Your instructions: Every record that follows should be printed verbatim.

Given data:
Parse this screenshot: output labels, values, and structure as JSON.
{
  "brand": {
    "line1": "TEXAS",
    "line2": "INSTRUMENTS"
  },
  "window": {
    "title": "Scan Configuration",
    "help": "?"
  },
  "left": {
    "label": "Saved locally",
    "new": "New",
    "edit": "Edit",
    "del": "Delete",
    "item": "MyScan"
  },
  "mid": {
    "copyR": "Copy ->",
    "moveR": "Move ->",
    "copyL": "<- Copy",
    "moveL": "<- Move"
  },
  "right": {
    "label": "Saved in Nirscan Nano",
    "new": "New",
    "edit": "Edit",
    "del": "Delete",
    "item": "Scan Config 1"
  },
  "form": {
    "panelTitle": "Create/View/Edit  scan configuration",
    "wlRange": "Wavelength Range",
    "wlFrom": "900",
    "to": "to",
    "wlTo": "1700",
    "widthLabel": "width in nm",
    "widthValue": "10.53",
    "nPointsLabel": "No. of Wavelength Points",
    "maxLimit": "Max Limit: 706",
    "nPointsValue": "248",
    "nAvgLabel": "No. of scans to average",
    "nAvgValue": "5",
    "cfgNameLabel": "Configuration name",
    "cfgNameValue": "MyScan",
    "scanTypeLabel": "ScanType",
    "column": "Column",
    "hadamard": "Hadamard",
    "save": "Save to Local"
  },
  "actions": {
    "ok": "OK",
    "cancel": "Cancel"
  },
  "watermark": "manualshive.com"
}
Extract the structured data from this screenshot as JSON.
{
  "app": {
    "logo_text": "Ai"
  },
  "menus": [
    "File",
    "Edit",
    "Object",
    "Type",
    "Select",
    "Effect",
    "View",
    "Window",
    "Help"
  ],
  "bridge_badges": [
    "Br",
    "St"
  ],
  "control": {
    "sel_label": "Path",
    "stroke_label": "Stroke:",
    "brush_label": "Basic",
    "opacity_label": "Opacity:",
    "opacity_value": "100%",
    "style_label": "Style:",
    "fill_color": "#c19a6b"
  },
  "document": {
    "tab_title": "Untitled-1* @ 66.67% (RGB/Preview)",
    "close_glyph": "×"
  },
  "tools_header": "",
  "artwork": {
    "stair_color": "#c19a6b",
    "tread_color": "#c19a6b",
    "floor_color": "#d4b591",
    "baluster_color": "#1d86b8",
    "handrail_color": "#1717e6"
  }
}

Correct output:
Parse this screenshot: output labels, values, and structure as JSON.
{
  "brand": {
    "line1": "TEXAS",
    "line2": "INSTRUMENTS"
  },
  "window": {
    "title": "Scan Configuration",
    "help": "?"
  },
  "left": {
    "label": "Saved locally",
    "new": "New",
    "edit": "Edit",
    "del": "Delete",
    "item": "MyScan"
  },
  "mid": {
    "copyR": "Copy ->",
    "moveR": "Move ->",
    "copyL": "<- Copy",
    "moveL": "<- Move"
  },
  "right": {
    "label": "Saved in Nirscan Nano",
    "new": "New",
    "edit": "Edit",
    "del": "Delete",
    "item": "Scan Config 1"
  },
  "form": {
    "panelTitle": "Create/View/Edit  scan configuration",
    "wlRange": "Wavelength Range",
    "wlFrom": "900",
    "to": "to",
    "wlTo": "1700",
    "widthLabel": "width in nm",
    "widthValue": "10.53",
    "nPointsLabel": "No. of Wavelength Points",
    "maxLimit": "Max Limit: 706",
    "nPointsValue": "248",
    "nAvgLabel": "No. of scans to average",
    "nAvgValue": "5",
    "cfgNameLabel": "Configuration name",
    "cfgNameValue": "MyScan",
    "scanTypeLabel": "ScanType",
    "column": "Column",
    "hadamard": "Hadamard",
    "save": "Save to Local"
  },
  "actions": {
    "ok": "OK",
    "cancel": "Cancel"
  },
  "watermark": "manualshive.com"
}
Extract the structured data from this screenshot as JSON.
{
  "app": {
    "logo_text": "Ai"
  },
  "menus": [
    "File",
    "Edit",
    "Object",
    "Type",
    "Select",
    "Effect",
    "View",
    "Window",
    "Help"
  ],
  "bridge_badges": [
    "Br",
    "St"
  ],
  "control": {
    "sel_label": "Path",
    "stroke_label": "Stroke:",
    "brush_label": "Basic",
    "opacity_label": "Opacity:",
    "opacity_value": "100%",
    "style_label": "Style:",
    "fill_color": "#c19a6b"
  },
  "document": {
    "tab_title": "Untitled-1* @ 66.67% (RGB/Preview)",
    "close_glyph": "×"
  },
  "tools_header": "",
  "artwork": {
    "stair_color": "#c19a6b",
    "tread_color": "#c19a6b",
    "floor_color": "#d4b591",
    "baluster_color": "#1d86b8",
    "handrail_color": "#1717e6"
  }
}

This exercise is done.